▶ [WHAT YOU SHOULD DO] Scan the material that follows. Copy every line containing the word "name".

▶ [INPUT]

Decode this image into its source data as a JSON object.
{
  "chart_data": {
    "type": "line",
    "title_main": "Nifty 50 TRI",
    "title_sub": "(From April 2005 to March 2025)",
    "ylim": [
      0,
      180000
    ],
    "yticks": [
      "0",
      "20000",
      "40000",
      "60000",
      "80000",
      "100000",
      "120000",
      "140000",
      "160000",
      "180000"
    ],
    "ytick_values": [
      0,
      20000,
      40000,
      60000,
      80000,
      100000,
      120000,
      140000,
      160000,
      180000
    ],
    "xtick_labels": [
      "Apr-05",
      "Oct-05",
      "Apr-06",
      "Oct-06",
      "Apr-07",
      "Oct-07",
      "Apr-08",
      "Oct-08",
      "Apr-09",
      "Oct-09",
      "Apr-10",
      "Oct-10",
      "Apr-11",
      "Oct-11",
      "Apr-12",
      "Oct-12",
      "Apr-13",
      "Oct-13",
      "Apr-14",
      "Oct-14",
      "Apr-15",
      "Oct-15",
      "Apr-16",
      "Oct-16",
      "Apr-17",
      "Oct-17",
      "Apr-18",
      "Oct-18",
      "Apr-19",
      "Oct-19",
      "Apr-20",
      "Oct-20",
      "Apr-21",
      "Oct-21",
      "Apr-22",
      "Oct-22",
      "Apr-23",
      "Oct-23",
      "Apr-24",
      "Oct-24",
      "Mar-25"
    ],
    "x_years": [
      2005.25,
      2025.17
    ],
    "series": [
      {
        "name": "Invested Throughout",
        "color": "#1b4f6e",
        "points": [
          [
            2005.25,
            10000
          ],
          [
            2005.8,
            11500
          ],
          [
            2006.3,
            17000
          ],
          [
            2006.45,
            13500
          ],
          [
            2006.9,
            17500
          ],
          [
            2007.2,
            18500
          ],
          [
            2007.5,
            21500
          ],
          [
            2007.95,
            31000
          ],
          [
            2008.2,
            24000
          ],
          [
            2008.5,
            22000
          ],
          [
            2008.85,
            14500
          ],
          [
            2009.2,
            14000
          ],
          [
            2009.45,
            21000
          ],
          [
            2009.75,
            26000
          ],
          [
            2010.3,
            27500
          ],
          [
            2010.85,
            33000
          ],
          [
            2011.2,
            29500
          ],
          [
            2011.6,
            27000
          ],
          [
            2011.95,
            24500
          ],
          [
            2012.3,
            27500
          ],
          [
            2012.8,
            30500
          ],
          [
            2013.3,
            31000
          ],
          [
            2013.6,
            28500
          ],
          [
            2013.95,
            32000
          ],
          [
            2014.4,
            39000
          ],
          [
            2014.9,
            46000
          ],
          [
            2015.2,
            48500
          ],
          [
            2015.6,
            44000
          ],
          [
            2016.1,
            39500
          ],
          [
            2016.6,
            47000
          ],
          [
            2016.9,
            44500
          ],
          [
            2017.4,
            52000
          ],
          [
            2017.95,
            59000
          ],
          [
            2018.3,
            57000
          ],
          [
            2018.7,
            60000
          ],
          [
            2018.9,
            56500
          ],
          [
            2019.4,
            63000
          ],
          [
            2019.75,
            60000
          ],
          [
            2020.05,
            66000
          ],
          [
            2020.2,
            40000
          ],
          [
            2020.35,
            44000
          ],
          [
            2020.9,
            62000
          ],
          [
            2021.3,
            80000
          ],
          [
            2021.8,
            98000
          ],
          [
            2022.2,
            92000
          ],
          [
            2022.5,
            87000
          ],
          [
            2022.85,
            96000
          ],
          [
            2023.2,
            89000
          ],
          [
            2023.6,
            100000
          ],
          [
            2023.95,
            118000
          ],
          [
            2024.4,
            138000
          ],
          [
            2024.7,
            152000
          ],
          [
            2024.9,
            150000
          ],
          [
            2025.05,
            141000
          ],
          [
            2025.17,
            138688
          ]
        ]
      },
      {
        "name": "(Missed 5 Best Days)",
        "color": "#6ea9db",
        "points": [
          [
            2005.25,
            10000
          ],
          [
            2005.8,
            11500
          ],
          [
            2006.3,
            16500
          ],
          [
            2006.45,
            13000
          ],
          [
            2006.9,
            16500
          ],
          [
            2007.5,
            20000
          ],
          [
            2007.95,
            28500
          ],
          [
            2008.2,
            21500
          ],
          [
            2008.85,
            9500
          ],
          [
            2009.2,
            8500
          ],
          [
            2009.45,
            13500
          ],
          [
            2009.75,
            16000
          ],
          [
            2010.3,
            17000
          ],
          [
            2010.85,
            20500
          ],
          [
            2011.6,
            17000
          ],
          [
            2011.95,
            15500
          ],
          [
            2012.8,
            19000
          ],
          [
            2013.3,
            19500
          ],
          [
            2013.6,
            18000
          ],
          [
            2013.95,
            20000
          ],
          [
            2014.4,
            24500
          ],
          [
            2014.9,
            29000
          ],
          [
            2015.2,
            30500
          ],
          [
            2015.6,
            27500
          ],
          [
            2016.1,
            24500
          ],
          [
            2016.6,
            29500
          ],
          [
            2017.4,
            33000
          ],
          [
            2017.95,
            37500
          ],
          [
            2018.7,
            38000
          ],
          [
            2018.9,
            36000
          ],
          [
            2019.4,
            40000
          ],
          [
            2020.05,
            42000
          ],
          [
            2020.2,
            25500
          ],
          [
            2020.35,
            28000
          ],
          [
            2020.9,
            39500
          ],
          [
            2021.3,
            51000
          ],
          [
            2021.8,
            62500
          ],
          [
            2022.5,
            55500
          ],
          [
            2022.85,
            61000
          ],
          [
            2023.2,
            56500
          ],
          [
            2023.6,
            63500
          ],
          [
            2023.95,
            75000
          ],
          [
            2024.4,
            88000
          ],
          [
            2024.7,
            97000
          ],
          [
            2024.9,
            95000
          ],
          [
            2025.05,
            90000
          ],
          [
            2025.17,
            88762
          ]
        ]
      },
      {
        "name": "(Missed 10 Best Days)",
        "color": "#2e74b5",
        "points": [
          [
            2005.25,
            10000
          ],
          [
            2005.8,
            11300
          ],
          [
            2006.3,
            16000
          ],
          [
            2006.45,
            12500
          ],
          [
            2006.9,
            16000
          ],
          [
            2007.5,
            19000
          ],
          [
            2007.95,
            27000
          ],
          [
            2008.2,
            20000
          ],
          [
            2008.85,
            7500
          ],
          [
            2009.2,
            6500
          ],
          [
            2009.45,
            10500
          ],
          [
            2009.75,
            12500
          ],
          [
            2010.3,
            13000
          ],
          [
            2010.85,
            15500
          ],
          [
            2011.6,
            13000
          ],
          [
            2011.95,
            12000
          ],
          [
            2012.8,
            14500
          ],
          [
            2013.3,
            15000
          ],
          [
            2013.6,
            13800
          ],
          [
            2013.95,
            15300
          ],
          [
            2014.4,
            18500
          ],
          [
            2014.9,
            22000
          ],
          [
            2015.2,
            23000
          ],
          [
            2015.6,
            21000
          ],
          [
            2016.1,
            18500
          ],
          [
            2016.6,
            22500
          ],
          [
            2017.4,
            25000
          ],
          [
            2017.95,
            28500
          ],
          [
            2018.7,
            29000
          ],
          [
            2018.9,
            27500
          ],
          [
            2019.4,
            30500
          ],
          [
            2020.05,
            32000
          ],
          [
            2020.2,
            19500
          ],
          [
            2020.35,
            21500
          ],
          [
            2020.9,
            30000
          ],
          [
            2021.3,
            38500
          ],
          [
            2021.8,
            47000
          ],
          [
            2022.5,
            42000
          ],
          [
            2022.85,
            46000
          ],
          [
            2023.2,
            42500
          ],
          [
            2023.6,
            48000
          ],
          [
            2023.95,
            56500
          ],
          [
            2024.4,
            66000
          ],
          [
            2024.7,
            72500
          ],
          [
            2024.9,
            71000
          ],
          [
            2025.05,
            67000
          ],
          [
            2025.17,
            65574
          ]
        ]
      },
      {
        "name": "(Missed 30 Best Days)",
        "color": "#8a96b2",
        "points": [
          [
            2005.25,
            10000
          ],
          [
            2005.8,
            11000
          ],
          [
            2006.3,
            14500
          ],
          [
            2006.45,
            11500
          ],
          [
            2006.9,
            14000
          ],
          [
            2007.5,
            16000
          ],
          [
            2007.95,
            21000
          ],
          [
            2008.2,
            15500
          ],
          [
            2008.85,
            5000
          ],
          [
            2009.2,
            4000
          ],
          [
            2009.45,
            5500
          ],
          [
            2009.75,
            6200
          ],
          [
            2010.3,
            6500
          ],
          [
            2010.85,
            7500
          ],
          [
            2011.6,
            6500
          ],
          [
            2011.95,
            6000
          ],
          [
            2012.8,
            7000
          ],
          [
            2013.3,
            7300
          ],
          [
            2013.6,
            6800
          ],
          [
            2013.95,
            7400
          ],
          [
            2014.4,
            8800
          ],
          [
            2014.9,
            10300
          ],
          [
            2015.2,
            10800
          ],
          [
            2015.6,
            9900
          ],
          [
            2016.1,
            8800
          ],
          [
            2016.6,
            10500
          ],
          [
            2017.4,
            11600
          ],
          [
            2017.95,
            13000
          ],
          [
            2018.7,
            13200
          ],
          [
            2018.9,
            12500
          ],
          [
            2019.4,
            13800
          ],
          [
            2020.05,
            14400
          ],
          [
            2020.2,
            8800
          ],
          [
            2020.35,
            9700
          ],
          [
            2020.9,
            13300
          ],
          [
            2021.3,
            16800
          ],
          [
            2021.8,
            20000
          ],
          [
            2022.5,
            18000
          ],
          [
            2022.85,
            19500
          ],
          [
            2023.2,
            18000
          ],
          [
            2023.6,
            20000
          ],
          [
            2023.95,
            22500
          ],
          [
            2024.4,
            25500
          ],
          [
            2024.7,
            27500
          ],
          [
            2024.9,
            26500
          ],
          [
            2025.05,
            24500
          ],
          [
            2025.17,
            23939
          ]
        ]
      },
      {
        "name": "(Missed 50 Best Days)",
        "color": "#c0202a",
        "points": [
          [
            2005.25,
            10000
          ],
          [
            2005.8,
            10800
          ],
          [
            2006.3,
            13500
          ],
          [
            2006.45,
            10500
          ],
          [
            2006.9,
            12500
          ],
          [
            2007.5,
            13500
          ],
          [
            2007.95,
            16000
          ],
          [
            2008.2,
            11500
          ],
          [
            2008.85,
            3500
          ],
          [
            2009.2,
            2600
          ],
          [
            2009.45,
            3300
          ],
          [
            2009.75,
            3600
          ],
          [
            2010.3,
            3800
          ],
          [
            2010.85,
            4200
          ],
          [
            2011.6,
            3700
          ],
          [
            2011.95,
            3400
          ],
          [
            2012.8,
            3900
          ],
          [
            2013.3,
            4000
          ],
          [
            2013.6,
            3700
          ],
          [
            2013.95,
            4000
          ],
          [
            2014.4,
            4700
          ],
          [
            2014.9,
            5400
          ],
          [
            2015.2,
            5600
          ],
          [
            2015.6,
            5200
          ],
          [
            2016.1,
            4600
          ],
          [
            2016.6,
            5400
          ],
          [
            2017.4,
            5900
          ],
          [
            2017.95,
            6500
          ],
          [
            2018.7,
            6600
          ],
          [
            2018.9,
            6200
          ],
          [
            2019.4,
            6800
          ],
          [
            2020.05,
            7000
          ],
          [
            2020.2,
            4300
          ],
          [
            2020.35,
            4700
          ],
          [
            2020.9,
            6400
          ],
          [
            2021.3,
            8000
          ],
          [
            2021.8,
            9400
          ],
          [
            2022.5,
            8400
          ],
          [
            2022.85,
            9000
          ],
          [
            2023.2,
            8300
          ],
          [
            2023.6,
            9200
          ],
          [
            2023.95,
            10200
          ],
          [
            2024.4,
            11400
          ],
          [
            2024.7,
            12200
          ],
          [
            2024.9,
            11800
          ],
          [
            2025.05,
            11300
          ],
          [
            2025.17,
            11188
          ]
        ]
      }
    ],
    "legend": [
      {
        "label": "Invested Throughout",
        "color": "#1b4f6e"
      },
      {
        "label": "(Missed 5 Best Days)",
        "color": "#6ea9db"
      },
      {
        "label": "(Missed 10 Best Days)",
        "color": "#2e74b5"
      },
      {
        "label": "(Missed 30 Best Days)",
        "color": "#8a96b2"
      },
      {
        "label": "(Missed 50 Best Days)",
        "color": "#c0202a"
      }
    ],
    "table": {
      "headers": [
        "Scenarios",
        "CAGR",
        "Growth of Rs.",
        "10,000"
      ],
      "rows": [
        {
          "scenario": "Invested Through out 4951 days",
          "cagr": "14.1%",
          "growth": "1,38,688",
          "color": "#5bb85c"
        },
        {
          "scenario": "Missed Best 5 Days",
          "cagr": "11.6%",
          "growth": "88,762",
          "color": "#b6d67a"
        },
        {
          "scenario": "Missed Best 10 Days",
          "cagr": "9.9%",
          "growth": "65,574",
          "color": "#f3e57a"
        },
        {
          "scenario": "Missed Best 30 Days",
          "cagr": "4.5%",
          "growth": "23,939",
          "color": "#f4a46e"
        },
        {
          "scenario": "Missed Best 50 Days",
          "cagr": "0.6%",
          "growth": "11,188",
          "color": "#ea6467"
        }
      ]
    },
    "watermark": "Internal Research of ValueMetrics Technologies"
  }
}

▶ [FINISHED TASK]
        "name": "Invested Throughout",
        "name": "(Missed 5 Best Days)",
        "name": "(Missed 10 Best Days)",
        "name": "(Missed 30 Best Days)",
        "name": "(Missed 50 Best Days)",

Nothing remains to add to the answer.